■ **Work to complete**
Look through the material below for "text". Copy every line that contains it.

■ **Records to use**
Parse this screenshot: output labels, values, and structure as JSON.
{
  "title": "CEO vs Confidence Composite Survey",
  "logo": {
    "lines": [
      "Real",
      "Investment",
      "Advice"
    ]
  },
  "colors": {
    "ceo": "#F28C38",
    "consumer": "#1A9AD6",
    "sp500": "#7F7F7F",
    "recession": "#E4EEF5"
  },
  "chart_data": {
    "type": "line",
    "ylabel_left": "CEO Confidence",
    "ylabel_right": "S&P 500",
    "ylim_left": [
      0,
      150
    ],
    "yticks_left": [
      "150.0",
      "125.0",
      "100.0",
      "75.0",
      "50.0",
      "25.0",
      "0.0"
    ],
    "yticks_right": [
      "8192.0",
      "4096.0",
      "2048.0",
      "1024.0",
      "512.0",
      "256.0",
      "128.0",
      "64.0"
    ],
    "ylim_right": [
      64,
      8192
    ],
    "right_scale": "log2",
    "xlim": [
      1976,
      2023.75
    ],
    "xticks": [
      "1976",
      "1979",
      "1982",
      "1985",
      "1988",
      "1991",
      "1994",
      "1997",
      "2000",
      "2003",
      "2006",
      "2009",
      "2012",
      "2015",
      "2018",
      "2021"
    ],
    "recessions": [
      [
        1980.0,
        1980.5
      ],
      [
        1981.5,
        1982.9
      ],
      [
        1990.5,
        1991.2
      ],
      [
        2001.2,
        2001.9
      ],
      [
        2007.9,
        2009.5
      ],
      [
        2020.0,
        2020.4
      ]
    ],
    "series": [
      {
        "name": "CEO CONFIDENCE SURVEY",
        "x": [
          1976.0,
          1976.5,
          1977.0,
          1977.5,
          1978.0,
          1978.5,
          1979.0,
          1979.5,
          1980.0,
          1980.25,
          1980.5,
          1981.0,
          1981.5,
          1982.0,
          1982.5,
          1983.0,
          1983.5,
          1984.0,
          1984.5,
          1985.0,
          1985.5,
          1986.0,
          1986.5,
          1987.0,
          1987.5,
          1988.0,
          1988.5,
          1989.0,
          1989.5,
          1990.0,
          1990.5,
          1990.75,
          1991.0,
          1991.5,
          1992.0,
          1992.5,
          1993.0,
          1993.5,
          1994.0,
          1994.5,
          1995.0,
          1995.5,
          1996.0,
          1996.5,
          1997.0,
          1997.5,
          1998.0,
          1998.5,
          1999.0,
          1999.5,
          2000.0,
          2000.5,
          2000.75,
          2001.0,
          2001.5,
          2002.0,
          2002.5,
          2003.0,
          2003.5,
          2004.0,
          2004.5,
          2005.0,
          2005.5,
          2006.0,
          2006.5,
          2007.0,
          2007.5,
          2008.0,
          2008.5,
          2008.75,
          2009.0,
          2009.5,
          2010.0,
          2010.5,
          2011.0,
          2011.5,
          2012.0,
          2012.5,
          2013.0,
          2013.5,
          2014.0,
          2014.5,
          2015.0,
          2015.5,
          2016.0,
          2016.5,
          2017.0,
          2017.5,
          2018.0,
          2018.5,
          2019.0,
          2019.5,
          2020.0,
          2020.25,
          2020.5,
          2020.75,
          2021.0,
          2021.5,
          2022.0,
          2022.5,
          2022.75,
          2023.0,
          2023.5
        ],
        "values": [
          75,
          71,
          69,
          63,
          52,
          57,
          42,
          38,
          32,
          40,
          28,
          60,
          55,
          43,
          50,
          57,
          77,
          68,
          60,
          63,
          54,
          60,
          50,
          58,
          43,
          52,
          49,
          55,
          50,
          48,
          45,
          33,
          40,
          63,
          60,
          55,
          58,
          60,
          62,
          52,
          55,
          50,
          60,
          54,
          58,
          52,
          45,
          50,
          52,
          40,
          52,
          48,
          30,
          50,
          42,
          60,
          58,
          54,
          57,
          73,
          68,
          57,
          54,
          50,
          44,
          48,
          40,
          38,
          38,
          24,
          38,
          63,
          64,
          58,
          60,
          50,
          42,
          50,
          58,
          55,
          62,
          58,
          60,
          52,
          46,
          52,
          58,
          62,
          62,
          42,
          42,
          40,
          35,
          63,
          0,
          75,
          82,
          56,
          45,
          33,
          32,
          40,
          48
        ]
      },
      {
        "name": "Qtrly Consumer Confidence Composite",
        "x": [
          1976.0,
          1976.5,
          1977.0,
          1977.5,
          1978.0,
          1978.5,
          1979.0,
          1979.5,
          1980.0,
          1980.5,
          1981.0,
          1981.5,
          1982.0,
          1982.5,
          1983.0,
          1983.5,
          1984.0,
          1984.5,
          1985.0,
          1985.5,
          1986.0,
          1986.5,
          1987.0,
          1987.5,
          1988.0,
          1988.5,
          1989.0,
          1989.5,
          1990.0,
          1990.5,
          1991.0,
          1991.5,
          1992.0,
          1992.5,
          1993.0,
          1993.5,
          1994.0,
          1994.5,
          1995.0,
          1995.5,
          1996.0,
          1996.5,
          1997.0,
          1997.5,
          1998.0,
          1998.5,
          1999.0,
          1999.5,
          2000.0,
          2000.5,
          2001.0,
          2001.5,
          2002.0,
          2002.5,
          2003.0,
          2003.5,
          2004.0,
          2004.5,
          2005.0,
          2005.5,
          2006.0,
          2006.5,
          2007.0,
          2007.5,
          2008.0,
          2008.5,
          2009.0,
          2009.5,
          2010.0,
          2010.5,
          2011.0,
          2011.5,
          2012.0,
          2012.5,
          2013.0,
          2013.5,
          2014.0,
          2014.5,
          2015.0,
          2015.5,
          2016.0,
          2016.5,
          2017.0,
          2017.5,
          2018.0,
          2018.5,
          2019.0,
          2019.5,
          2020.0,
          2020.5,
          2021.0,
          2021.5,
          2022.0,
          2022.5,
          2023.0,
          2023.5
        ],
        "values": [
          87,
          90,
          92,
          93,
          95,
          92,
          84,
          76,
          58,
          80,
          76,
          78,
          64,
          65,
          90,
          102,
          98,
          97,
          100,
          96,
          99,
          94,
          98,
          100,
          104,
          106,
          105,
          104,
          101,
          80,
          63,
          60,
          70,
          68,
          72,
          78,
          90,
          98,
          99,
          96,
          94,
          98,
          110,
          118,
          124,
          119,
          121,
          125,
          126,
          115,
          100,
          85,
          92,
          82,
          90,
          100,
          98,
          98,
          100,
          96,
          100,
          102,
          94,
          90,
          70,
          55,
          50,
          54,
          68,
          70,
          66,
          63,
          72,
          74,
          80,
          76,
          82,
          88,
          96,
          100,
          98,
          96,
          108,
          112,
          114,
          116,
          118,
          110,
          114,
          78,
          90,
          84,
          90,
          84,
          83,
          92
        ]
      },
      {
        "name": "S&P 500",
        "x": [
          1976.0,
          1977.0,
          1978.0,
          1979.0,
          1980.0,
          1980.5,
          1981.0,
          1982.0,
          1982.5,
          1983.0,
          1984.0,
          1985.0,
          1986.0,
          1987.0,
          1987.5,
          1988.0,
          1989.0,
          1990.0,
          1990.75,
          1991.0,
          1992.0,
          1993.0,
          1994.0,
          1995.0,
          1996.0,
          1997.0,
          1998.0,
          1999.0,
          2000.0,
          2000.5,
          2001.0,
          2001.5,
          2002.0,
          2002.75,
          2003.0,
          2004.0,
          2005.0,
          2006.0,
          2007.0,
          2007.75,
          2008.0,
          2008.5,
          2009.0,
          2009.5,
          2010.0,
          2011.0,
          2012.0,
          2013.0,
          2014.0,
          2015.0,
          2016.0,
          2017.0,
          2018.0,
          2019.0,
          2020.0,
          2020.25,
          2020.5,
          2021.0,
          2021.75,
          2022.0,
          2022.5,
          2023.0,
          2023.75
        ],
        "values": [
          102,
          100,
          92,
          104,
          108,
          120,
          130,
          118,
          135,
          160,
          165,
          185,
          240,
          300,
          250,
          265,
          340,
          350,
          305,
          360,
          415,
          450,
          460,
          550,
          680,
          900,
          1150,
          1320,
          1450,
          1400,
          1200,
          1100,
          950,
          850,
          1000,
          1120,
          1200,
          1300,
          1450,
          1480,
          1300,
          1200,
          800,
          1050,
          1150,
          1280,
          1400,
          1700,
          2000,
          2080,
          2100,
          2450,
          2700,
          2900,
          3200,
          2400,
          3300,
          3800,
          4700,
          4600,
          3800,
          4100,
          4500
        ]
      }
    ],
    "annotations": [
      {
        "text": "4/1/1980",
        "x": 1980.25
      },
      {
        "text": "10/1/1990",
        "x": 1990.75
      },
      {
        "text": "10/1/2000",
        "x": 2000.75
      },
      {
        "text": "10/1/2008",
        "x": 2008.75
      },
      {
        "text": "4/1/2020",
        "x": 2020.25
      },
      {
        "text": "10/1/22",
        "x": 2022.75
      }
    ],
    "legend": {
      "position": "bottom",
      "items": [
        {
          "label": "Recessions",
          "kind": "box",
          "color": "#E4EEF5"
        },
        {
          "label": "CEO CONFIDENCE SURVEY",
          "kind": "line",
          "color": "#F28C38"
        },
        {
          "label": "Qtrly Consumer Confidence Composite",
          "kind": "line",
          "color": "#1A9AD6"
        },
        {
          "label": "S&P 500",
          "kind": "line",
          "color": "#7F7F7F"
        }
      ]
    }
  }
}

■ **Reply**
        "text": "4/1/1980",
        "text": "10/1/1990",
        "text": "10/1/2000",
        "text": "10/1/2008",
        "text": "4/1/2020",
        "text": "10/1/22",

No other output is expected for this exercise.